[Set exercise] Print the records below exactly as they appear.

[Provided records]
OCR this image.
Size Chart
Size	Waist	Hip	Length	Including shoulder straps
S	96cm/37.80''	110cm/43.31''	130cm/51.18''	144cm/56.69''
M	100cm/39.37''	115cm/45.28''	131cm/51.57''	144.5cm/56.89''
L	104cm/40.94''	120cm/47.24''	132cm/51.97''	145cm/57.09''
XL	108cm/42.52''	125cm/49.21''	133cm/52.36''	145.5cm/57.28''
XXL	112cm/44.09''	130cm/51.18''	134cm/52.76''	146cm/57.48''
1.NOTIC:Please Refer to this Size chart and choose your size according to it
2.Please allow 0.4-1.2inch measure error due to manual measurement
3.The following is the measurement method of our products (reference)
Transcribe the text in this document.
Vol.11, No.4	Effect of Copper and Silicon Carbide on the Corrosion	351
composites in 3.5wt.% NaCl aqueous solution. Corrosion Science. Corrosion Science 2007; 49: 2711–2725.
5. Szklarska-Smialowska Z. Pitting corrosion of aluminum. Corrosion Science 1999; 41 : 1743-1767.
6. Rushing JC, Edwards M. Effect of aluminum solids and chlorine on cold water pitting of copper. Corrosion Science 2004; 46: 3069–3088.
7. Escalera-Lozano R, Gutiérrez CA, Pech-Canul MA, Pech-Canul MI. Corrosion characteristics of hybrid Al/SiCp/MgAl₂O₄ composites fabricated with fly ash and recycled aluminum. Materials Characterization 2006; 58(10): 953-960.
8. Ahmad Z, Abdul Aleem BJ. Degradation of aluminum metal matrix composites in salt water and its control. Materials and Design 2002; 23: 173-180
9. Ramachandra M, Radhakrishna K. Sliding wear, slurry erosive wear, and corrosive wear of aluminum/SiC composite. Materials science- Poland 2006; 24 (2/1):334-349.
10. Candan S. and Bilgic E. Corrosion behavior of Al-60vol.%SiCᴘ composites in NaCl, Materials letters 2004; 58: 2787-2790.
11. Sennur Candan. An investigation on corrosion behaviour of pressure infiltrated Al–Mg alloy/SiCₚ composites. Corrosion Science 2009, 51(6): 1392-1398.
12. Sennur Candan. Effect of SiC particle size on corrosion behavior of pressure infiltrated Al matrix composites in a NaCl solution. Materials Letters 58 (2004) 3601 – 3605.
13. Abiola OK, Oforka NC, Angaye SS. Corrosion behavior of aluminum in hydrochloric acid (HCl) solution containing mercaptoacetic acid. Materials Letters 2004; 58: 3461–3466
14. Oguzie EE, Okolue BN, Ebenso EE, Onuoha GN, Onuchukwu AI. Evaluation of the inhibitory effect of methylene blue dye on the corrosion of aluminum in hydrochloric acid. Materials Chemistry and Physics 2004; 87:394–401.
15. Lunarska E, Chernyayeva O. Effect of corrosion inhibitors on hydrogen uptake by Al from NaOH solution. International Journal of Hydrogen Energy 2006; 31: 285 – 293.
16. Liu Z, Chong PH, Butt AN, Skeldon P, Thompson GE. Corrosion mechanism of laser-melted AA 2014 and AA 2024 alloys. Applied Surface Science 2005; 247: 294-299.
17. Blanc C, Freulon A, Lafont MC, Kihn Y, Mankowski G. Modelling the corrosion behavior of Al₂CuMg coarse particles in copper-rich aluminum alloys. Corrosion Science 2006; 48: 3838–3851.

[Solution below]
OCR this image.
Size Chart
Size	Waist	Hip	Length	Including shoulder straps
S	96cm/37.80''	110cm/43.31''	130cm/51.18''	144cm/56.69''
M	100cm/39.37''	115cm/45.28''	131cm/51.57''	144.5cm/56.89''
L	104cm/40.94''	120cm/47.24''	132cm/51.97''	145cm/57.09''
XL	108cm/42.52''	125cm/49.21''	133cm/52.36''	145.5cm/57.28''
XXL	112cm/44.09''	130cm/51.18''	134cm/52.76''	146cm/57.48''
1.NOTIC:Please Refer to this Size chart and choose your size according to it
2.Please allow 0.4-1.2inch measure error due to manual measurement
3.The following is the measurement method of our products (reference)
Transcribe the text in this document.
Vol.11, No.4	Effect of Copper and Silicon Carbide on the Corrosion	351
composites in 3.5wt.% NaCl aqueous solution. Corrosion Science. Corrosion Science 2007; 49: 2711–2725.
5. Szklarska-Smialowska Z. Pitting corrosion of aluminum. Corrosion Science 1999; 41 : 1743-1767.
6. Rushing JC, Edwards M. Effect of aluminum solids and chlorine on cold water pitting of copper. Corrosion Science 2004; 46: 3069–3088.
7. Escalera-Lozano R, Gutiérrez CA, Pech-Canul MA, Pech-Canul MI. Corrosion characteristics of hybrid Al/SiCp/MgAl₂O₄ composites fabricated with fly ash and recycled aluminum. Materials Characterization 2006; 58(10): 953-960.
8. Ahmad Z, Abdul Aleem BJ. Degradation of aluminum metal matrix composites in salt water and its control. Materials and Design 2002; 23: 173-180
9. Ramachandra M, Radhakrishna K. Sliding wear, slurry erosive wear, and corrosive wear of aluminum/SiC composite. Materials science- Poland 2006; 24 (2/1):334-349.
10. Candan S. and Bilgic E. Corrosion behavior of Al-60vol.%SiCᴘ composites in NaCl, Materials letters 2004; 58: 2787-2790.
11. Sennur Candan. An investigation on corrosion behaviour of pressure infiltrated Al–Mg alloy/SiCₚ composites. Corrosion Science 2009, 51(6): 1392-1398.
12. Sennur Candan. Effect of SiC particle size on corrosion behavior of pressure infiltrated Al matrix composites in a NaCl solution. Materials Letters 58 (2004) 3601 – 3605.
13. Abiola OK, Oforka NC, Angaye SS. Corrosion behavior of aluminum in hydrochloric acid (HCl) solution containing mercaptoacetic acid. Materials Letters 2004; 58: 3461–3466
14. Oguzie EE, Okolue BN, Ebenso EE, Onuoha GN, Onuchukwu AI. Evaluation of the inhibitory effect of methylene blue dye on the corrosion of aluminum in hydrochloric acid. Materials Chemistry and Physics 2004; 87:394–401.
15. Lunarska E, Chernyayeva O. Effect of corrosion inhibitors on hydrogen uptake by Al from NaOH solution. International Journal of Hydrogen Energy 2006; 31: 285 – 293.
16. Liu Z, Chong PH, Butt AN, Skeldon P, Thompson GE. Corrosion mechanism of laser-melted AA 2014 and AA 2024 alloys. Applied Surface Science 2005; 247: 294-299.
17. Blanc C, Freulon A, Lafont MC, Kihn Y, Mankowski G. Modelling the corrosion behavior of Al₂CuMg coarse particles in copper-rich aluminum alloys. Corrosion Science 2006; 48: 3838–3851.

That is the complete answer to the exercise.